## Problem description
Show every line containing "Kurse" by copying it.

## Dataset rows
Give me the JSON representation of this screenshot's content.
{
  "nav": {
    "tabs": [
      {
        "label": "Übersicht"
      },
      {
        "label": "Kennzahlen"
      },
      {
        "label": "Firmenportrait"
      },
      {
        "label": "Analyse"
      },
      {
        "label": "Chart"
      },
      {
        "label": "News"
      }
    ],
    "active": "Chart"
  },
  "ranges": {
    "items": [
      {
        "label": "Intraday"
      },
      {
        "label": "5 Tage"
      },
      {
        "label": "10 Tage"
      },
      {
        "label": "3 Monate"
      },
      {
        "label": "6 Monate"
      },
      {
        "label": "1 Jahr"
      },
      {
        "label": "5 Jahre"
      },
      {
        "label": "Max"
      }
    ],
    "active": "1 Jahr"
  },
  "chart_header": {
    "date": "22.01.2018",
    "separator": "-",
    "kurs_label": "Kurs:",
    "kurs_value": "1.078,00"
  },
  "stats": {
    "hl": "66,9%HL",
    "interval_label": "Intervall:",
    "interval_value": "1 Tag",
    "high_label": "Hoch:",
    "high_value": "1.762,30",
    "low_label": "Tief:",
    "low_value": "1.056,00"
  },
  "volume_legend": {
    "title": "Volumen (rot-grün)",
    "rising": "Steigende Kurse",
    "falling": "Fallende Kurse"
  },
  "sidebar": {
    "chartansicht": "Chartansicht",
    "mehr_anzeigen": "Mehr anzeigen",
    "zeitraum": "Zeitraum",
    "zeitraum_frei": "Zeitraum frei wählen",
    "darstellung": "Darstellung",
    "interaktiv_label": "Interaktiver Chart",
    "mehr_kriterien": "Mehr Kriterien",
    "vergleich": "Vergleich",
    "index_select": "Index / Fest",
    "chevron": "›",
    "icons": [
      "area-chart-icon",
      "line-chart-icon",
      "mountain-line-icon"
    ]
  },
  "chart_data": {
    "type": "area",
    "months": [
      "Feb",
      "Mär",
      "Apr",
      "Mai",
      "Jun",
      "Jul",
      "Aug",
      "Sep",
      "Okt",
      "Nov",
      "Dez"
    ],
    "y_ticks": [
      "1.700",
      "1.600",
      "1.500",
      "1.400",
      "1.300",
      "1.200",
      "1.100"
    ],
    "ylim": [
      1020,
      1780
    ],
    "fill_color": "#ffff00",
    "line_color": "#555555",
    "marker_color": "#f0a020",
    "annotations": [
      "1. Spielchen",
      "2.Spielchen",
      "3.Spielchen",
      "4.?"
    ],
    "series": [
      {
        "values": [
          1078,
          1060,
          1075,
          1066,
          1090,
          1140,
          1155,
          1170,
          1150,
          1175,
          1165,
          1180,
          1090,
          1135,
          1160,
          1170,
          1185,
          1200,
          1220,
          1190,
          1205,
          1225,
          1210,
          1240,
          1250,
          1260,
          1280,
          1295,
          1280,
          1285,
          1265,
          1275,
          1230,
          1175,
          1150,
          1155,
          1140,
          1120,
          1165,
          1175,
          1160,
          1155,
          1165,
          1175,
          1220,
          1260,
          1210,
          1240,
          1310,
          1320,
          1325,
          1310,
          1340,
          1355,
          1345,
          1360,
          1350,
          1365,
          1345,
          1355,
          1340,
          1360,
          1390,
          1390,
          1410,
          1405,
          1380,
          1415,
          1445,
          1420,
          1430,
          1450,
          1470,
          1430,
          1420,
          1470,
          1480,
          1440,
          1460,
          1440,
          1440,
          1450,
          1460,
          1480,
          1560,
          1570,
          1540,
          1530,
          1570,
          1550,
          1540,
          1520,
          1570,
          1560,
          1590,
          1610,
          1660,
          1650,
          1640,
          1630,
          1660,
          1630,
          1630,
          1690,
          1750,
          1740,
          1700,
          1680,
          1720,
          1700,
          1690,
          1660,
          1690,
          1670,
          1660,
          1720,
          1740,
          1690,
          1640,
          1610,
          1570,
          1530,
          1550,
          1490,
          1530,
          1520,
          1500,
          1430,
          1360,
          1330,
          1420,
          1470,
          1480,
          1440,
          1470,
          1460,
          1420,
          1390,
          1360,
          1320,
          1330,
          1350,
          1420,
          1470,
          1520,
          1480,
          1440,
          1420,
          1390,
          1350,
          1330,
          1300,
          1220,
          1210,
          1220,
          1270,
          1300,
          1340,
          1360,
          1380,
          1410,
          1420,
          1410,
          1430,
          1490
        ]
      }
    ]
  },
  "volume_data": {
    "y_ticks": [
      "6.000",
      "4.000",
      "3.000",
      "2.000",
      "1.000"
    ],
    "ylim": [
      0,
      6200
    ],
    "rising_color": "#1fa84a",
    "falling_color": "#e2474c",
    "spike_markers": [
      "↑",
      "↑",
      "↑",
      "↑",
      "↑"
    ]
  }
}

## Finished task
    "rising": "Steigende Kurse",
    "falling": "Fallende Kurse"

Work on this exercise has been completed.